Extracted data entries
══════════════════════════════

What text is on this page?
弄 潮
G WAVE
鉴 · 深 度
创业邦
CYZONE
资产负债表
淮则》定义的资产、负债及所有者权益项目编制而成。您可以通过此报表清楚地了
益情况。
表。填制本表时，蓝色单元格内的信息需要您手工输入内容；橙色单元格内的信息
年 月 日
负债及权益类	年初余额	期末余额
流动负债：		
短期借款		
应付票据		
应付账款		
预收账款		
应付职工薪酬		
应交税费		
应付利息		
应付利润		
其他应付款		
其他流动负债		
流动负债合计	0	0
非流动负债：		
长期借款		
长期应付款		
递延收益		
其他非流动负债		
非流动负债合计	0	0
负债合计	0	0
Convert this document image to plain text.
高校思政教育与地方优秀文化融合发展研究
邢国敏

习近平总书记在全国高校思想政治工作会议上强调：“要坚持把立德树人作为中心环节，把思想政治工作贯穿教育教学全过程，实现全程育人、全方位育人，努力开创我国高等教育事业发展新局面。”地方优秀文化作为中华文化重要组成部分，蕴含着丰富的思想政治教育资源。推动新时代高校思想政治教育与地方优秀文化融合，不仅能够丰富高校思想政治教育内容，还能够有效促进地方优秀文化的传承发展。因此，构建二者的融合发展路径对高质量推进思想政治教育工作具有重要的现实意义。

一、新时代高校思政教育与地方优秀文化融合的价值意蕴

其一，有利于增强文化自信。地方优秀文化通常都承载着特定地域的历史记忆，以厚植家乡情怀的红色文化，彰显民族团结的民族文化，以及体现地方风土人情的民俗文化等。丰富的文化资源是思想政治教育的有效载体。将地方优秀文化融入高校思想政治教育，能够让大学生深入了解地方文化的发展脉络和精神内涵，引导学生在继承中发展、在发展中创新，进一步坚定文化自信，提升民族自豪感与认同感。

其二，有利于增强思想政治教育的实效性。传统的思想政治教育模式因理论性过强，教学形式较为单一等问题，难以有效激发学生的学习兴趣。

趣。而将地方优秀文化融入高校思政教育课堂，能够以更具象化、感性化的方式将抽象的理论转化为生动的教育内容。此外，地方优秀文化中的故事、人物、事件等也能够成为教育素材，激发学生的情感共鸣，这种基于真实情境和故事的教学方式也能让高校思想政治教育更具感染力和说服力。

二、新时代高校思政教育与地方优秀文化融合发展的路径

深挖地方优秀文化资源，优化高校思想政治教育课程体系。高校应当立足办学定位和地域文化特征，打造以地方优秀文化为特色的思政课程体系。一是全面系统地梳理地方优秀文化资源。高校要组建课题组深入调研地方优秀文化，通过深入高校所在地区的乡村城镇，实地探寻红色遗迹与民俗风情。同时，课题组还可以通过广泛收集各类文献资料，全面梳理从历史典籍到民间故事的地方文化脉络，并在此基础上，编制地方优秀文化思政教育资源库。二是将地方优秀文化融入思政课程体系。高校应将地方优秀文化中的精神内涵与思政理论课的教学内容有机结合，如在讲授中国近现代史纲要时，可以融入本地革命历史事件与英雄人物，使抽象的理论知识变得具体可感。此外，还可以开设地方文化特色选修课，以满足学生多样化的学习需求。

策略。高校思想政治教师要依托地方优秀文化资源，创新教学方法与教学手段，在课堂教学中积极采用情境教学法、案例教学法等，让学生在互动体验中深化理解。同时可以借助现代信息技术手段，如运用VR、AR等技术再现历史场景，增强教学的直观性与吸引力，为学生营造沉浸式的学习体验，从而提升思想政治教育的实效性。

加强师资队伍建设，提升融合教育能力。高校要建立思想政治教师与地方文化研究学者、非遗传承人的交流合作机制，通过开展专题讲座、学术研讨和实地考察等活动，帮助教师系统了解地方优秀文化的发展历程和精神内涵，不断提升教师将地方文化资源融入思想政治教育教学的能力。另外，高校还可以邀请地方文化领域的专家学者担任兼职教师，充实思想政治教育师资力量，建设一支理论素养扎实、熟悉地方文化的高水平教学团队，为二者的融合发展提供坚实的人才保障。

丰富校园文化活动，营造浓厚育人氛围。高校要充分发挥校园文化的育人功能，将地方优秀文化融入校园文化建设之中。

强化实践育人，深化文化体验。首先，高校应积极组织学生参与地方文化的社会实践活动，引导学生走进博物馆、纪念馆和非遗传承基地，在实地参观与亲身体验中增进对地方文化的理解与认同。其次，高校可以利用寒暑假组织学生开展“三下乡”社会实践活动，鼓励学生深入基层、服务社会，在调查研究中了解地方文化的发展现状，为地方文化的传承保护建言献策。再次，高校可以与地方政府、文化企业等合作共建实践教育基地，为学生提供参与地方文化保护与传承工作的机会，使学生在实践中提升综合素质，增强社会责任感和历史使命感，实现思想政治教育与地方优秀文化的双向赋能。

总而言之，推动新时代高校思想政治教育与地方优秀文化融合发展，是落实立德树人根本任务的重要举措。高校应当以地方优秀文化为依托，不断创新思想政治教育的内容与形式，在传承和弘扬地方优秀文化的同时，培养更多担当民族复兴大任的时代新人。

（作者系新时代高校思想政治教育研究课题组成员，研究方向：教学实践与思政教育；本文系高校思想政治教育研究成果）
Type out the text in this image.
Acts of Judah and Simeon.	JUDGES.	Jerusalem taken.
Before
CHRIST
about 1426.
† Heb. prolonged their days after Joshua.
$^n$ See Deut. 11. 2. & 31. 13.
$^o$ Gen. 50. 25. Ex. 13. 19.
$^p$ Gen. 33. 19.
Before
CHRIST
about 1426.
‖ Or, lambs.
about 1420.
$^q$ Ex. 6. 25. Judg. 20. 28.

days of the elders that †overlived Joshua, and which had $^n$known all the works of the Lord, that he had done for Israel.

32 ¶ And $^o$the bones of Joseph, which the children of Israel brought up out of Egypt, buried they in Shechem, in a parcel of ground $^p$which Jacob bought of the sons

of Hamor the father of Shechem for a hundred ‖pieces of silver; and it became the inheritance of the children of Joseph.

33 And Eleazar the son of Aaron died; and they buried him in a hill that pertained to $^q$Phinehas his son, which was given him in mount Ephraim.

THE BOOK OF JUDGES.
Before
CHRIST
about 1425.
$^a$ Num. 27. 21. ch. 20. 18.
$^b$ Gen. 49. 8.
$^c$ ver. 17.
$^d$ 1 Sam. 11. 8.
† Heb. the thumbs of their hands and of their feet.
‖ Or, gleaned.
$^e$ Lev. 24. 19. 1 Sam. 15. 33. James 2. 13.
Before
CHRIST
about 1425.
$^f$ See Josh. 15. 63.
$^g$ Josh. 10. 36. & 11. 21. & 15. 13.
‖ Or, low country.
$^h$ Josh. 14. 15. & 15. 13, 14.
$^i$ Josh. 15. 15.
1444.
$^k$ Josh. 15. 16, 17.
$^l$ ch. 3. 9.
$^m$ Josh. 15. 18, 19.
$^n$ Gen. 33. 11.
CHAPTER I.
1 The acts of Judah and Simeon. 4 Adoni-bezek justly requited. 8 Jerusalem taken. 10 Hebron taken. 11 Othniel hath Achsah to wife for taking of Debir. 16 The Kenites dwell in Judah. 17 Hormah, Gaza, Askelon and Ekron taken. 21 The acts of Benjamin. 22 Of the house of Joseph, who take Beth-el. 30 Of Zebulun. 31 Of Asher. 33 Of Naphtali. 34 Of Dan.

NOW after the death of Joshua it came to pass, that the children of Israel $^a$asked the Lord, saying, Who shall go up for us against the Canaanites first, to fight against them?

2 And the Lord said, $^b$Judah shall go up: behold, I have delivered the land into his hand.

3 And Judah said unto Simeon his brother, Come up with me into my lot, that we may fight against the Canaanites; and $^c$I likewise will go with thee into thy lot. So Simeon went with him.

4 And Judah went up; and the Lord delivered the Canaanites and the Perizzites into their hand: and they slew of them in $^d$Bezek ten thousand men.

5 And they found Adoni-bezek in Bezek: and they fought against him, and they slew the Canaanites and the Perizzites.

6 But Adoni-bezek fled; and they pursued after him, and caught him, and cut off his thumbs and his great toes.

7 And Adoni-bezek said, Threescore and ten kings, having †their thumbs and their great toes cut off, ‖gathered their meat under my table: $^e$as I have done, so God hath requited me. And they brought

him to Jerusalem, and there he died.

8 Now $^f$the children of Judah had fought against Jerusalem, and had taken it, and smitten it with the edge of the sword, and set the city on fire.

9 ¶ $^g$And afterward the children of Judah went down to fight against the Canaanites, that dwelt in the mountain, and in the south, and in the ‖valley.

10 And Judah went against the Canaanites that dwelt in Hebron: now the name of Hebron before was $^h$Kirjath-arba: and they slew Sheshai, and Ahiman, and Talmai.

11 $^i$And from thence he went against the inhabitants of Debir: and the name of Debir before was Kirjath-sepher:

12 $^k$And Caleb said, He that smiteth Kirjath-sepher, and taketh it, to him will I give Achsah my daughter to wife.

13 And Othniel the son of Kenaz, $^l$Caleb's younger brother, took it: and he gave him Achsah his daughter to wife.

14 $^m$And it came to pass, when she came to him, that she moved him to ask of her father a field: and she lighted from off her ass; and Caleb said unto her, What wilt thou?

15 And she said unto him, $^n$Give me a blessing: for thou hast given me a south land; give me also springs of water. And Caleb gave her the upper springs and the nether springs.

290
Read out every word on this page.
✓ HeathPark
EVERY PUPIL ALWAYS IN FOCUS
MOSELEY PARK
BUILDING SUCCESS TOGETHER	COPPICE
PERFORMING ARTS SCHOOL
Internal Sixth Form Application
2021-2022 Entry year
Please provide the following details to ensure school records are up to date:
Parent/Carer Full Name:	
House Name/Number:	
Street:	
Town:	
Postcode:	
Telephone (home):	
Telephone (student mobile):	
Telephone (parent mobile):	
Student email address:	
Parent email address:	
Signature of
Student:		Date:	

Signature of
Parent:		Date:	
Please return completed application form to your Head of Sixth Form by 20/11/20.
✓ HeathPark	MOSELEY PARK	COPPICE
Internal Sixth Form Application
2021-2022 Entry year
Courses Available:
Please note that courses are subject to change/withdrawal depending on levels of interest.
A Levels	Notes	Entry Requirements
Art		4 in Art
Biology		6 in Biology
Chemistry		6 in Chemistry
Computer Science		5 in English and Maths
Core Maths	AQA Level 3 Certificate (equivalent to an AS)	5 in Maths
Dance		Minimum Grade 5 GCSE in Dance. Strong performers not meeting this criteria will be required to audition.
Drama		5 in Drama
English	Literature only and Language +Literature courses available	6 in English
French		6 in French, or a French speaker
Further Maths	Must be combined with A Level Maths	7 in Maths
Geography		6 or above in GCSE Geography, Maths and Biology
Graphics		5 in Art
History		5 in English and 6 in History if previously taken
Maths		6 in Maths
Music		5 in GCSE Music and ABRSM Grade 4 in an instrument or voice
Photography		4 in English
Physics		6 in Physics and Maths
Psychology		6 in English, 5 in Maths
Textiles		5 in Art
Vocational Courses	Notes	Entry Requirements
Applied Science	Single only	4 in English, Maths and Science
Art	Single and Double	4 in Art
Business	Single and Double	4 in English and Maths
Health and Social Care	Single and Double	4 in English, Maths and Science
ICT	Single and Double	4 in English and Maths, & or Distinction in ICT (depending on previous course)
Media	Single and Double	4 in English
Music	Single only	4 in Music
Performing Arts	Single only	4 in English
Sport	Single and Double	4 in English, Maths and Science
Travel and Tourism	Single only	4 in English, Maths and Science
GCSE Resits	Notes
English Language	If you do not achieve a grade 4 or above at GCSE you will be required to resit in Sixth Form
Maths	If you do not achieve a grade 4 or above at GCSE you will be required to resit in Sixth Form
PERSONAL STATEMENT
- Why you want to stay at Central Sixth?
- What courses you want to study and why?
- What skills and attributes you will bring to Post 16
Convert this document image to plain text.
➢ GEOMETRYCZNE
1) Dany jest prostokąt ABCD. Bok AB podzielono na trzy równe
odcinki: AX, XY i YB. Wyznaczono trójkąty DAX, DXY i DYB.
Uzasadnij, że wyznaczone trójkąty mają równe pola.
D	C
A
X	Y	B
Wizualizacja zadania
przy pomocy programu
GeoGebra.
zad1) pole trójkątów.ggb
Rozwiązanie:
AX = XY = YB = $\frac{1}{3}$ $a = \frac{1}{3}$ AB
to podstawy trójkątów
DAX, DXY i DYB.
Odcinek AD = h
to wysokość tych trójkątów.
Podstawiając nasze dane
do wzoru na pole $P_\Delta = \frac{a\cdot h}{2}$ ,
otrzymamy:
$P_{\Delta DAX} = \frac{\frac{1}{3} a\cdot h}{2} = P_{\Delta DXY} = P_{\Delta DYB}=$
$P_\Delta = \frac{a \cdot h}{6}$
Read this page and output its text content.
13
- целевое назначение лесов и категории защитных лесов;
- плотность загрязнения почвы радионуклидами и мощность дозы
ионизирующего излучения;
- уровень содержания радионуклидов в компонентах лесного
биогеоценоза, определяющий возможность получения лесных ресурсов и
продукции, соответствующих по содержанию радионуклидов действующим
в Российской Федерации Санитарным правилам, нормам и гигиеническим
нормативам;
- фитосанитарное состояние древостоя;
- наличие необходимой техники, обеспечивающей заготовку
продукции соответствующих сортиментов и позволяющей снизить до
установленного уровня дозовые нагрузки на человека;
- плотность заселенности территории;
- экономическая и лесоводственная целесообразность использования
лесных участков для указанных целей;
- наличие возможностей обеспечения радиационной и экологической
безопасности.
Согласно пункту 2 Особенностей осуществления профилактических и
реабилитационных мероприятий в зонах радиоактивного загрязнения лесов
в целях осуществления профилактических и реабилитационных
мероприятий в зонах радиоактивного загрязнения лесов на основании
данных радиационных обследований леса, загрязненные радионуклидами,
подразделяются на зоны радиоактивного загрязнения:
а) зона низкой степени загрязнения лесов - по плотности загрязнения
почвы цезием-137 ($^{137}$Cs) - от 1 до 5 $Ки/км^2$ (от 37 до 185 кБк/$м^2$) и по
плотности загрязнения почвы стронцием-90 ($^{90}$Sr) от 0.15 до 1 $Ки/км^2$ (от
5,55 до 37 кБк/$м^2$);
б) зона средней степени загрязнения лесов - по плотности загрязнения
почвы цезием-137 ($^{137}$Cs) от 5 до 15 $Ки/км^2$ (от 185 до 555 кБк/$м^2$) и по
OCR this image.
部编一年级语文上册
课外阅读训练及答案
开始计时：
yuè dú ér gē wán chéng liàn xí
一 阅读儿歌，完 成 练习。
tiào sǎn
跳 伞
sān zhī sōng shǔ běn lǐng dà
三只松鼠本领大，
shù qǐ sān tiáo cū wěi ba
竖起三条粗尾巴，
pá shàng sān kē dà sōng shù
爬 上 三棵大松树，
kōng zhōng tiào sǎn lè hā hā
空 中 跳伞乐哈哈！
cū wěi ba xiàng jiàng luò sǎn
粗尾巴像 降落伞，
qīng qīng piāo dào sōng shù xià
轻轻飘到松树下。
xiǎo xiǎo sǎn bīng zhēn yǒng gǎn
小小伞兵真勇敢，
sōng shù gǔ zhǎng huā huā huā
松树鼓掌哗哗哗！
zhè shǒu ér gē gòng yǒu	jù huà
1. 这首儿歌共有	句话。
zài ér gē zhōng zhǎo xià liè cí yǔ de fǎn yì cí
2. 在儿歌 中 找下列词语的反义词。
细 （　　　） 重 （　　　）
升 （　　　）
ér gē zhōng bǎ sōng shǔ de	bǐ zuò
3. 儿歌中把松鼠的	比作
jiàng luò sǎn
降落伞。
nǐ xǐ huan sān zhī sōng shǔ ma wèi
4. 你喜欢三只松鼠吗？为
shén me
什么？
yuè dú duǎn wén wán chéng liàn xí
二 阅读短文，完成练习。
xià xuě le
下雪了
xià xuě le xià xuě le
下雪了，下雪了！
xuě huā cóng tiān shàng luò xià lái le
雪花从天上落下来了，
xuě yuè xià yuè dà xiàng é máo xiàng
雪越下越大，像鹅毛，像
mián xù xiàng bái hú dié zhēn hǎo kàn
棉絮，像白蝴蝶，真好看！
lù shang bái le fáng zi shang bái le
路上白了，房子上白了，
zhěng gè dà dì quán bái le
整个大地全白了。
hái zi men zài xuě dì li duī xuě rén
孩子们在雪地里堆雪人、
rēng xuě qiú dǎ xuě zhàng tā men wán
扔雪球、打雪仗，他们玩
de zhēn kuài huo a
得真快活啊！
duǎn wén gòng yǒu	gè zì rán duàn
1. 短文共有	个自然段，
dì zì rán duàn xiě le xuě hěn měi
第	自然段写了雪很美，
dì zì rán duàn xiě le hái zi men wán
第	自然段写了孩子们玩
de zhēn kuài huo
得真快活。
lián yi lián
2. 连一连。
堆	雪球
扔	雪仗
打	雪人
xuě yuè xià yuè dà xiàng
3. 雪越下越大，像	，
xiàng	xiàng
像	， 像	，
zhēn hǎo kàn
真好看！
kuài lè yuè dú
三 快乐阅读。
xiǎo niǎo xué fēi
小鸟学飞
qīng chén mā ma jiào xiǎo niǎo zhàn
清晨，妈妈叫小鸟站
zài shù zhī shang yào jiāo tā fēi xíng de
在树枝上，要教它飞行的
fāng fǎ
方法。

══════════════════════════════

Look through the data above. Copy every line with the string "duàn" in it.

RESULT OF THE TASK:
duǎn wén gòng yǒu	gè zì rán duàn
dì zì rán duàn xiě le xuě hěn měi
dì zì rán duàn xiě le hái zi men wán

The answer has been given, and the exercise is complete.